__Given instruction__
Copy the records from the line with "UI element localization: list" up to and including the line with "divider: [60, 375, 932, 376]", leaving out the pictures.
*** Records to use
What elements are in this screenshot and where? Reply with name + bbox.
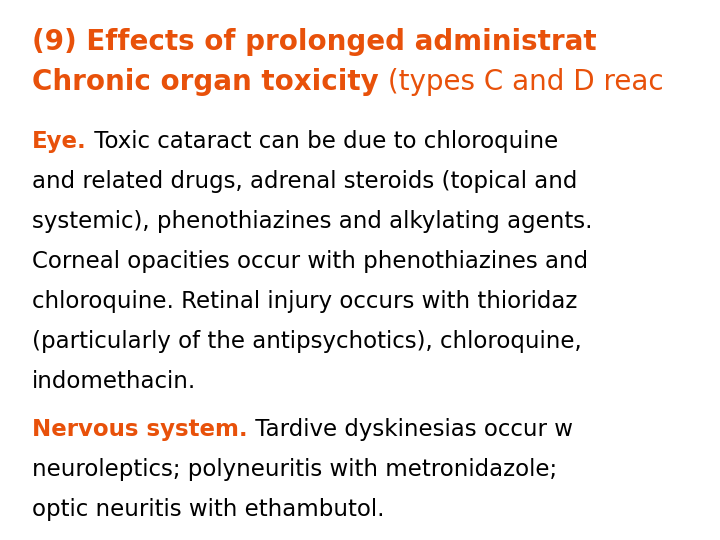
******
*** Records to use
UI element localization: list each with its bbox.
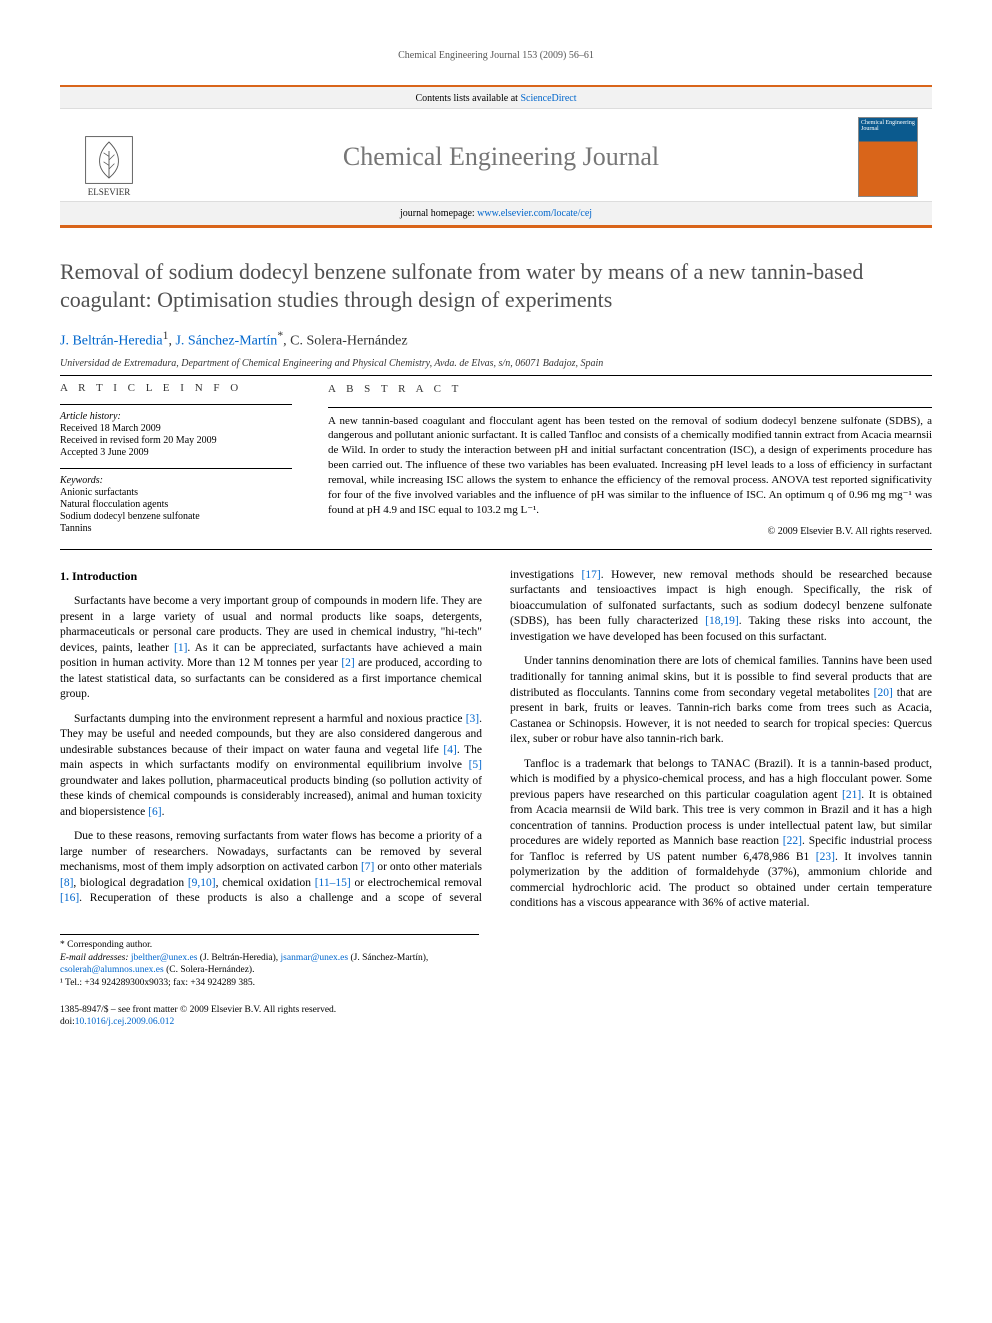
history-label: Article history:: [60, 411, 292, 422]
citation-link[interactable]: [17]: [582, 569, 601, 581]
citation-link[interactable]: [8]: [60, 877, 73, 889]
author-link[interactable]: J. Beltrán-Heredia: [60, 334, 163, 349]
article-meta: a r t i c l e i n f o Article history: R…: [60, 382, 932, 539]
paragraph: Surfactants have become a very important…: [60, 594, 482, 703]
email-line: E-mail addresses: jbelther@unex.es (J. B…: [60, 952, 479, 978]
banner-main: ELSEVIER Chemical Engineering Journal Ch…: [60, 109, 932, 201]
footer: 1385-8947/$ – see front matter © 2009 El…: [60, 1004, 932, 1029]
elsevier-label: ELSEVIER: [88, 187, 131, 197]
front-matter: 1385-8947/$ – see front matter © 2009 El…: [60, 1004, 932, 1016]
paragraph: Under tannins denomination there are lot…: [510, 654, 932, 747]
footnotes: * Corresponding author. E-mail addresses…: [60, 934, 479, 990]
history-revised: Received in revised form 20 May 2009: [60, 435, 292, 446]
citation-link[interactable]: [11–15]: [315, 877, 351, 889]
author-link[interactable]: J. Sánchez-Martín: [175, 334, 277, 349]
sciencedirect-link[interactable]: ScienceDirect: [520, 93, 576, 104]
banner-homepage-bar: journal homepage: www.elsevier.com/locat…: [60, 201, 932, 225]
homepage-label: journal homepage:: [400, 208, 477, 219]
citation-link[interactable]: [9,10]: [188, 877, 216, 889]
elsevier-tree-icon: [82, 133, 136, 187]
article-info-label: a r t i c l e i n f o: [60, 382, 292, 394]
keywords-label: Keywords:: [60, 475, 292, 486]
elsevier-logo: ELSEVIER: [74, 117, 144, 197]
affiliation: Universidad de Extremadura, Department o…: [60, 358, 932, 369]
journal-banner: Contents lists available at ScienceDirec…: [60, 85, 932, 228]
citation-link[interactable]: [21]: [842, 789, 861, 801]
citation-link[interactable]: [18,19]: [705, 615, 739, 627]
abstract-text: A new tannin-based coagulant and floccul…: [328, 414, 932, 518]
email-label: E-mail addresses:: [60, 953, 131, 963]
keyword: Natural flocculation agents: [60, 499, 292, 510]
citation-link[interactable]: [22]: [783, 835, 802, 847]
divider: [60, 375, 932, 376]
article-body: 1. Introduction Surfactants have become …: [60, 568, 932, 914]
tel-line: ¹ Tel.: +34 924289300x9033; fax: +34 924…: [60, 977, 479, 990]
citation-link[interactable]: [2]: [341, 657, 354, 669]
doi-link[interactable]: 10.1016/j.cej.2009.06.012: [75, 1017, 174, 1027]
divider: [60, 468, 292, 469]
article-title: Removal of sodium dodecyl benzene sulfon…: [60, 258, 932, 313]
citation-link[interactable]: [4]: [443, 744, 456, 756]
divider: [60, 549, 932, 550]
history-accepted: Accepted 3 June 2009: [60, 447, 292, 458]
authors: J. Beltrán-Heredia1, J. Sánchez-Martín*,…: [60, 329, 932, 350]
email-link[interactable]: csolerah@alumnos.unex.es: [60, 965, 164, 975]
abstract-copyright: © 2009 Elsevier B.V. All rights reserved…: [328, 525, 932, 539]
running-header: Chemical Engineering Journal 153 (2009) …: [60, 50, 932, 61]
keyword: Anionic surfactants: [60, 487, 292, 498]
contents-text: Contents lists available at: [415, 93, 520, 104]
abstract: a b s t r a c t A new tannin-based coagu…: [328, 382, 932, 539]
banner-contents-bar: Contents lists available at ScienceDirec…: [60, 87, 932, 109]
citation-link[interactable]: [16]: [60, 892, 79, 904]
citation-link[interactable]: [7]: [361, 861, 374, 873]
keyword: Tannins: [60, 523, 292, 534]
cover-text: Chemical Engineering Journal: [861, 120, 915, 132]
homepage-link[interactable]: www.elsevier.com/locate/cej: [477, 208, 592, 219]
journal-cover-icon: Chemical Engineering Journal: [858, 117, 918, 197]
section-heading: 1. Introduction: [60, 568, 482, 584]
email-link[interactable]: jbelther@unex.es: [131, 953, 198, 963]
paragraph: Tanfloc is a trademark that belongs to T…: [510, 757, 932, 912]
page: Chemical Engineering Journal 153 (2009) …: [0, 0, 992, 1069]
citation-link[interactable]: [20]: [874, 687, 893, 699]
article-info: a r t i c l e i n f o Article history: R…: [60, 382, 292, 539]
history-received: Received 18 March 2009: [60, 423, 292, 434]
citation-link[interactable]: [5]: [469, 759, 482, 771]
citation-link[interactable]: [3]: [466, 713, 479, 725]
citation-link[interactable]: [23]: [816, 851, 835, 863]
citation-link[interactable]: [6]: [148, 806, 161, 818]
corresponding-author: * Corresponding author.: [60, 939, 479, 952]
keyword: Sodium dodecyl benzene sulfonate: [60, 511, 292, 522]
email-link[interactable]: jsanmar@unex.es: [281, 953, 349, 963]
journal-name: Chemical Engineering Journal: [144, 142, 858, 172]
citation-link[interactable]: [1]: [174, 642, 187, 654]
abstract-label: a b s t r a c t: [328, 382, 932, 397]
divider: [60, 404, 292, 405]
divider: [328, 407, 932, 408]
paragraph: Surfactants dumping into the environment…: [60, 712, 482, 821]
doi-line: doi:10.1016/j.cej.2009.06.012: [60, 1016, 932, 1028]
******
__Answer to this problem__
UI element localization: list each with its bbox.
history-label: Article history:: [60, 411, 292, 422]
citation-link[interactable]: [17]: [582, 569, 601, 581]
citation-link[interactable]: [8]: [60, 877, 73, 889]
author-link[interactable]: J. Beltrán-Heredia: [60, 334, 163, 349]
article-meta: a r t i c l e i n f o Article history: R…: [60, 382, 932, 539]
paragraph: Surfactants have become a very important…: [60, 594, 482, 703]
email-line: E-mail addresses: jbelther@unex.es (J. B…: [60, 952, 479, 978]
banner-main: ELSEVIER Chemical Engineering Journal Ch…: [60, 109, 932, 201]
footer: 1385-8947/$ – see front matter © 2009 El…: [60, 1004, 932, 1029]
elsevier-label: ELSEVIER: [88, 187, 131, 197]
front-matter: 1385-8947/$ – see front matter © 2009 El…: [60, 1004, 932, 1016]
paragraph: Under tannins denomination there are lot…: [510, 654, 932, 747]
footnotes: * Corresponding author. E-mail addresses…: [60, 934, 479, 990]
history-revised: Received in revised form 20 May 2009: [60, 435, 292, 446]
citation-link[interactable]: [11–15]: [315, 877, 351, 889]
author-link[interactable]: J. Sánchez-Martín: [175, 334, 277, 349]
sciencedirect-link[interactable]: ScienceDirect: [520, 93, 576, 104]
banner-homepage-bar: journal homepage: www.elsevier.com/locat…: [60, 201, 932, 225]
homepage-label: journal homepage:: [400, 208, 477, 219]
citation-link[interactable]: [9,10]: [188, 877, 216, 889]
elsevier-tree-icon: [82, 133, 136, 187]
article-info-label: a r t i c l e i n f o: [60, 382, 292, 394]
keywords-label: Keywords:: [60, 475, 292, 486]
elsevier-logo: ELSEVIER: [74, 117, 144, 197]
affiliation: Universidad de Extremadura, Department o…: [60, 358, 932, 369]
journal-banner: Contents lists available at ScienceDirec…: [60, 85, 932, 228]
citation-link[interactable]: [21]: [842, 789, 861, 801]
citation-link[interactable]: [18,19]: [705, 615, 739, 627]
abstract-text: A new tannin-based coagulant and floccul…: [328, 414, 932, 518]
email-label: E-mail addresses:: [60, 953, 131, 963]
keyword: Natural flocculation agents: [60, 499, 292, 510]
citation-link[interactable]: [22]: [783, 835, 802, 847]
divider: [60, 375, 932, 376]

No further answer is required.